### Stored records

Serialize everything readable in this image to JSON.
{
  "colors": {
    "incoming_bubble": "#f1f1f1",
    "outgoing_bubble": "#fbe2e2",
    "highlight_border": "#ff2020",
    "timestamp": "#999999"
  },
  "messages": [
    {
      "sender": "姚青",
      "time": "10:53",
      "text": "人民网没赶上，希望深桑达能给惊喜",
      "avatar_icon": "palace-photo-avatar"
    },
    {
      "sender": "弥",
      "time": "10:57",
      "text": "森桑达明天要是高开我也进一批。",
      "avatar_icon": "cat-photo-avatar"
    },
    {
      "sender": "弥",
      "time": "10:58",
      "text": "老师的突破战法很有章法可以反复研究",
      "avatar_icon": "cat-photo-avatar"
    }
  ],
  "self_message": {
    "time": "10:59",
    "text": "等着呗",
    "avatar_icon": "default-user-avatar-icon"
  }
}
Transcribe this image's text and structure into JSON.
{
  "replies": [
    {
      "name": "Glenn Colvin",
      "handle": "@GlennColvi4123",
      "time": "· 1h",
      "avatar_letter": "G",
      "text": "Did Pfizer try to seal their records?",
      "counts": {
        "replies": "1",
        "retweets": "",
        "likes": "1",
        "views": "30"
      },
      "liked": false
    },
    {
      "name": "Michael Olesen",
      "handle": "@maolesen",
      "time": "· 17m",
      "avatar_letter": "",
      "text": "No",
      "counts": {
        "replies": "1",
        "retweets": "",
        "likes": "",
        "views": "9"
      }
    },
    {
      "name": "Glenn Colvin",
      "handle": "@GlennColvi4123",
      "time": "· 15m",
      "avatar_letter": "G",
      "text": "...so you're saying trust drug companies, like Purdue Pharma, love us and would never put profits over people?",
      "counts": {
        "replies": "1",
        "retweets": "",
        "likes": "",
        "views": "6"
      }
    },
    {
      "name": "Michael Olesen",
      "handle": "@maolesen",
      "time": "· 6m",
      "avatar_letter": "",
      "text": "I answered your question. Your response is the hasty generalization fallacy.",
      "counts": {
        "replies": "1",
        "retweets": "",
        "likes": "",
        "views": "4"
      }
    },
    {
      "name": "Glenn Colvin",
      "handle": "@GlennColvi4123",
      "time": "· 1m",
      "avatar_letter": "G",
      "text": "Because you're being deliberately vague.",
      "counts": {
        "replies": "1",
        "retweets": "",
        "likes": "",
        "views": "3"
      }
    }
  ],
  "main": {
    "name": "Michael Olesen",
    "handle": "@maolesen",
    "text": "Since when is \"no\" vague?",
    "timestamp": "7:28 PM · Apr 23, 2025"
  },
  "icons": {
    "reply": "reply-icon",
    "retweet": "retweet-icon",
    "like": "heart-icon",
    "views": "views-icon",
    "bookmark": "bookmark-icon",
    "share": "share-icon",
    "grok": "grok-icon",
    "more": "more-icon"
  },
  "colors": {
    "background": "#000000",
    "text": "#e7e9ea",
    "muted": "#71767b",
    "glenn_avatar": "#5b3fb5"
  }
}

### Task brief
Every record above needs to be repeated word for word.

### Worked answer
Serialize everything readable in this image to JSON.
{
  "colors": {
    "incoming_bubble": "#f1f1f1",
    "outgoing_bubble": "#fbe2e2",
    "highlight_border": "#ff2020",
    "timestamp": "#999999"
  },
  "messages": [
    {
      "sender": "姚青",
      "time": "10:53",
      "text": "人民网没赶上，希望深桑达能给惊喜",
      "avatar_icon": "palace-photo-avatar"
    },
    {
      "sender": "弥",
      "time": "10:57",
      "text": "森桑达明天要是高开我也进一批。",
      "avatar_icon": "cat-photo-avatar"
    },
    {
      "sender": "弥",
      "time": "10:58",
      "text": "老师的突破战法很有章法可以反复研究",
      "avatar_icon": "cat-photo-avatar"
    }
  ],
  "self_message": {
    "time": "10:59",
    "text": "等着呗",
    "avatar_icon": "default-user-avatar-icon"
  }
}
Transcribe this image's text and structure into JSON.
{
  "replies": [
    {
      "name": "Glenn Colvin",
      "handle": "@GlennColvi4123",
      "time": "· 1h",
      "avatar_letter": "G",
      "text": "Did Pfizer try to seal their records?",
      "counts": {
        "replies": "1",
        "retweets": "",
        "likes": "1",
        "views": "30"
      },
      "liked": false
    },
    {
      "name": "Michael Olesen",
      "handle": "@maolesen",
      "time": "· 17m",
      "avatar_letter": "",
      "text": "No",
      "counts": {
        "replies": "1",
        "retweets": "",
        "likes": "",
        "views": "9"
      }
    },
    {
      "name": "Glenn Colvin",
      "handle": "@GlennColvi4123",
      "time": "· 15m",
      "avatar_letter": "G",
      "text": "...so you're saying trust drug companies, like Purdue Pharma, love us and would never put profits over people?",
      "counts": {
        "replies": "1",
        "retweets": "",
        "likes": "",
        "views": "6"
      }
    },
    {
      "name": "Michael Olesen",
      "handle": "@maolesen",
      "time": "· 6m",
      "avatar_letter": "",
      "text": "I answered your question. Your response is the hasty generalization fallacy.",
      "counts": {
        "replies": "1",
        "retweets": "",
        "likes": "",
        "views": "4"
      }
    },
    {
      "name": "Glenn Colvin",
      "handle": "@GlennColvi4123",
      "time": "· 1m",
      "avatar_letter": "G",
      "text": "Because you're being deliberately vague.",
      "counts": {
        "replies": "1",
        "retweets": "",
        "likes": "",
        "views": "3"
      }
    }
  ],
  "main": {
    "name": "Michael Olesen",
    "handle": "@maolesen",
    "text": "Since when is \"no\" vague?",
    "timestamp": "7:28 PM · Apr 23, 2025"
  },
  "icons": {
    "reply": "reply-icon",
    "retweet": "retweet-icon",
    "like": "heart-icon",
    "views": "views-icon",
    "bookmark": "bookmark-icon",
    "share": "share-icon",
    "grok": "grok-icon",
    "more": "more-icon"
  },
  "colors": {
    "background": "#000000",
    "text": "#e7e9ea",
    "muted": "#71767b",
    "glenn_avatar": "#5b3fb5"
  }
}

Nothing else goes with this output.